Trecho do texto ->
..........

Na pandemia houve aumento dos bancos comunitários e bancos municipais, com o surgimento no Brasil de dez novas unidades da modalidade municipal. Hamilton também destaca o aumento recente do número de agências de cooperativas, reflexo do movimento para buscar alternativas ao sistema tradicional financeiro. Esse sistema garante mais autonomia e poder de decisão dos seus membros.

Economia solidária tem regras definidas pela própria comunidade

Um estudo realizado pelo Instituto de Pesquisa Econômica Aplicada (IPEA) em 2021 destaca que a lógica da solidariedade, cooperação e participação coletiva perpassa o universo das finanças solidárias, com regras definidas pelas comunidades ou conjunto de associados. Promove-se a produção de bens e serviços da própria comunidade, em contrapartida ao sistema financeiro tradicional, que acumula ou obtém recursos financeiros com base na especulação. As finanças solidárias favorecem principalmente o microcrédito para pessoas sem acesso ao sistema financeiro tradicional – daí a importância de cooperativas de crédito, bancos comunitários e fundos rotativos solidários.

..........

Dados fornecidos ->
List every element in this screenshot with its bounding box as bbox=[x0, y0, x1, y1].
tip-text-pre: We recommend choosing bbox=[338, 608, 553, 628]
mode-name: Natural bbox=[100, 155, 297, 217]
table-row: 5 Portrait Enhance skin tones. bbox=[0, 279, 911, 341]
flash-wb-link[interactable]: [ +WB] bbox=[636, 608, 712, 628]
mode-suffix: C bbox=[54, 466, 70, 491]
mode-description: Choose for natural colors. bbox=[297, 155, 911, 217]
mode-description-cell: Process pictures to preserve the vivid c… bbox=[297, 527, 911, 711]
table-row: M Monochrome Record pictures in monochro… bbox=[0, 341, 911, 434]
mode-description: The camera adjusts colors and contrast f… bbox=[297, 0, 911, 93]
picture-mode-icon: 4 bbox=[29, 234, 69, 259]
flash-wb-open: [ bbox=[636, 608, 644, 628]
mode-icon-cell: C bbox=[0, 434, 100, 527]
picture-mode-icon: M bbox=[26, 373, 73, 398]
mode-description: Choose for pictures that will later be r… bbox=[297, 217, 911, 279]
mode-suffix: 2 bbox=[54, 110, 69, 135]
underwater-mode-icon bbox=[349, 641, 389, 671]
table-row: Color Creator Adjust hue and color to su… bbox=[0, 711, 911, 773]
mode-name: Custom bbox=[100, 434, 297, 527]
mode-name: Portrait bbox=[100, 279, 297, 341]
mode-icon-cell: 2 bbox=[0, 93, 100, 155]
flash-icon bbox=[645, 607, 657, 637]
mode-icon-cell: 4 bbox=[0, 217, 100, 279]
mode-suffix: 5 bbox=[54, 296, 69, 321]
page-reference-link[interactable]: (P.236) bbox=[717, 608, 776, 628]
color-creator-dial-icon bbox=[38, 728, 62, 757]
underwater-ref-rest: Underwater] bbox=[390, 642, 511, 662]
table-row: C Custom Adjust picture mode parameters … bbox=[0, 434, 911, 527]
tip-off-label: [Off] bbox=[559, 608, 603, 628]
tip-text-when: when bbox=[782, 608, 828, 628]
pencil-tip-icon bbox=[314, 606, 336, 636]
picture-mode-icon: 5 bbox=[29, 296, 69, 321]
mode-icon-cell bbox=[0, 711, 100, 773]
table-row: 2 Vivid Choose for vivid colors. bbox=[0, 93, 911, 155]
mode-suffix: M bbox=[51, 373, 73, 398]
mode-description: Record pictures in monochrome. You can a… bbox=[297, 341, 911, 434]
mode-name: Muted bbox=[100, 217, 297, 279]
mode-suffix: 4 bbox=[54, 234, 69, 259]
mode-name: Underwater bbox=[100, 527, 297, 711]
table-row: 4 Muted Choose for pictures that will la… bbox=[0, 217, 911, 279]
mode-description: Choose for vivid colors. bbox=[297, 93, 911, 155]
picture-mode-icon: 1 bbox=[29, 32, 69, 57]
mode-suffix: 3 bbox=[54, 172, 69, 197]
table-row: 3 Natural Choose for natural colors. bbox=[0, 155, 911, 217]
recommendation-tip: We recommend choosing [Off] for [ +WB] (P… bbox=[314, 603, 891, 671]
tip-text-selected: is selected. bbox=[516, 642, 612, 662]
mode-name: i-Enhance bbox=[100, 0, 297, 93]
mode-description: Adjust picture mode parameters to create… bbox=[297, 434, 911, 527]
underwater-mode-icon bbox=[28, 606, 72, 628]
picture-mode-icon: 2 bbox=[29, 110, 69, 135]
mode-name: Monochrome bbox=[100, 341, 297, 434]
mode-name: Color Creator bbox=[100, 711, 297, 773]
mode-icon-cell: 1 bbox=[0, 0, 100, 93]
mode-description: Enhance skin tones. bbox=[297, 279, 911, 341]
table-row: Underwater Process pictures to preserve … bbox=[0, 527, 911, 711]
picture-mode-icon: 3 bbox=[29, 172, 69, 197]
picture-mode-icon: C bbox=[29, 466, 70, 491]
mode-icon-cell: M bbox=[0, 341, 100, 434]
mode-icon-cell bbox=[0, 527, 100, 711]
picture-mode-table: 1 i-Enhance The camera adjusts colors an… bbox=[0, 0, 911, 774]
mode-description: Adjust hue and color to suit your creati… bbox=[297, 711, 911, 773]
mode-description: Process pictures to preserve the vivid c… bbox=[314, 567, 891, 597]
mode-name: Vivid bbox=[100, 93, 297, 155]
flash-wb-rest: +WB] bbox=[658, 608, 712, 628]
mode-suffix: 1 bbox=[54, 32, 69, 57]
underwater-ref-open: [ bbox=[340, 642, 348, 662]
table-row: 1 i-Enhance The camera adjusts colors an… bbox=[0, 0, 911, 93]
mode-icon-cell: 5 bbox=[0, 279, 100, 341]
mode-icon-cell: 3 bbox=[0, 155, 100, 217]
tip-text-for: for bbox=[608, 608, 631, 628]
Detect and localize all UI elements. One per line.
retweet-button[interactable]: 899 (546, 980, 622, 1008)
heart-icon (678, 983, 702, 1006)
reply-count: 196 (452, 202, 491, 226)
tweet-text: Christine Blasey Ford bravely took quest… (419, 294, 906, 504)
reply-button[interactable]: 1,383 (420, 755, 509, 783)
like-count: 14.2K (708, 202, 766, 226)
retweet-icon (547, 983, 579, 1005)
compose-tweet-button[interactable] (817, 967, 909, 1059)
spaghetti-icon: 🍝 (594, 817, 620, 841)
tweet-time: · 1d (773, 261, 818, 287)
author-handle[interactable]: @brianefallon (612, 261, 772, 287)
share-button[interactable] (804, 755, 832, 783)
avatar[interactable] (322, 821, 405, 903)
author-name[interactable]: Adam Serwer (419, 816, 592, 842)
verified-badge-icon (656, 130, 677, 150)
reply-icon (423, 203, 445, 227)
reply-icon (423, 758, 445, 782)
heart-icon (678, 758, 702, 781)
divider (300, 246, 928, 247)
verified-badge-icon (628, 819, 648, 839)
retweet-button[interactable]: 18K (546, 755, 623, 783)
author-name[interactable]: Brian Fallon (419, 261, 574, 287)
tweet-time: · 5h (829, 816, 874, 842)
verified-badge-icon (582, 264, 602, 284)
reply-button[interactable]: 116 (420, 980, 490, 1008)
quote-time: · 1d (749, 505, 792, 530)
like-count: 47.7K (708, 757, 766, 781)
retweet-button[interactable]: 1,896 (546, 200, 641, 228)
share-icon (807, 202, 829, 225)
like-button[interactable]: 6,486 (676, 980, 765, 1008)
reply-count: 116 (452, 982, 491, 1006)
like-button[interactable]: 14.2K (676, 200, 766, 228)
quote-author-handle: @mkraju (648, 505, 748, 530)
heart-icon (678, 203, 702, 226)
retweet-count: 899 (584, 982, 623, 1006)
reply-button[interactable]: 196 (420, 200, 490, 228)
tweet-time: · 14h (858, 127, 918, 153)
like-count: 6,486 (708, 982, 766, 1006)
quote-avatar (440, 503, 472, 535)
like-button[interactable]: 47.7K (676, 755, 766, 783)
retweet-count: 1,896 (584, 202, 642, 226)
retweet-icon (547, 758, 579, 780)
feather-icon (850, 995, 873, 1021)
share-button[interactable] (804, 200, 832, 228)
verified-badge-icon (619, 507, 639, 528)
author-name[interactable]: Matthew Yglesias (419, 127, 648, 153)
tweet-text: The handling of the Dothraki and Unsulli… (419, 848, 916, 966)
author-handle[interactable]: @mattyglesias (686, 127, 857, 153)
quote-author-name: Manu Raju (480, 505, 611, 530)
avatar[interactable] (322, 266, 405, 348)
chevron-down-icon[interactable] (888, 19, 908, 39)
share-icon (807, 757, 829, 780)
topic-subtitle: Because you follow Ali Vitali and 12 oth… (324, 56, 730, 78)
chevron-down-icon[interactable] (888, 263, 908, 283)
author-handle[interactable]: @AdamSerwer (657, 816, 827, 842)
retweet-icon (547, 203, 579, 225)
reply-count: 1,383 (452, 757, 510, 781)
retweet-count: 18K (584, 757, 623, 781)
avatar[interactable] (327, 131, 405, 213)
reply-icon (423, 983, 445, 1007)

..........

Tarefas a realizar ->
• A. Responda com base no texto sobre finanças solidárias:
(i) Quantas novas unidades de bancos da modalidade municipal surgiram no Brasil na pandemia?
(ii) Que instituição realizou o estudo de 2021?
(iii) Com base em que o sistema financeiro tradicional acumula ou obtém recursos financeiros?
• B. Traduza para o inglês a seguinte frase do texto sobre finanças solidárias: "As finanças solidárias favorecem principalmente o microcrédito para pessoas sem acesso ao sistema financeiro tradicional – daí a importância de cooperativas de crédito, bancos comunitários e fundos rotativos solidários."
• C. Indique se cada afirmação concorda com o texto sobre finanças solidárias. Responda sim ou não e cite as palavras do texto que decidem a resposta.
(i) O estudo do IPEA foi realizado em 2021.
(ii) Nas finanças solidárias, as regras são definidas pelo sistema financeiro tradicional.
(iii) Hamilton destaca a redução do número de agências de cooperativas.
Os dados não são necessários para resolver as tarefas.

Resultados das tarefas ->
• A.
(i) Dez.
(ii) O Instituto de Pesquisa Econômica Aplicada (IPEA).
(iii) Com base na especulação.

• B. Solidarity finance mainly favors microcredit for people without access to the traditional financial system – hence the importance of credit cooperatives, community banks, and solidarity revolving funds.

• C.
(i) Sim: "Um estudo realizado pelo Instituto de Pesquisa Econômica Aplicada (IPEA) em 2021".
(ii) Não: "com regras definidas pelas comunidades ou conjunto de associados".
(iii) Não: "Hamilton também destaca o aumento recente do número de agências de cooperativas".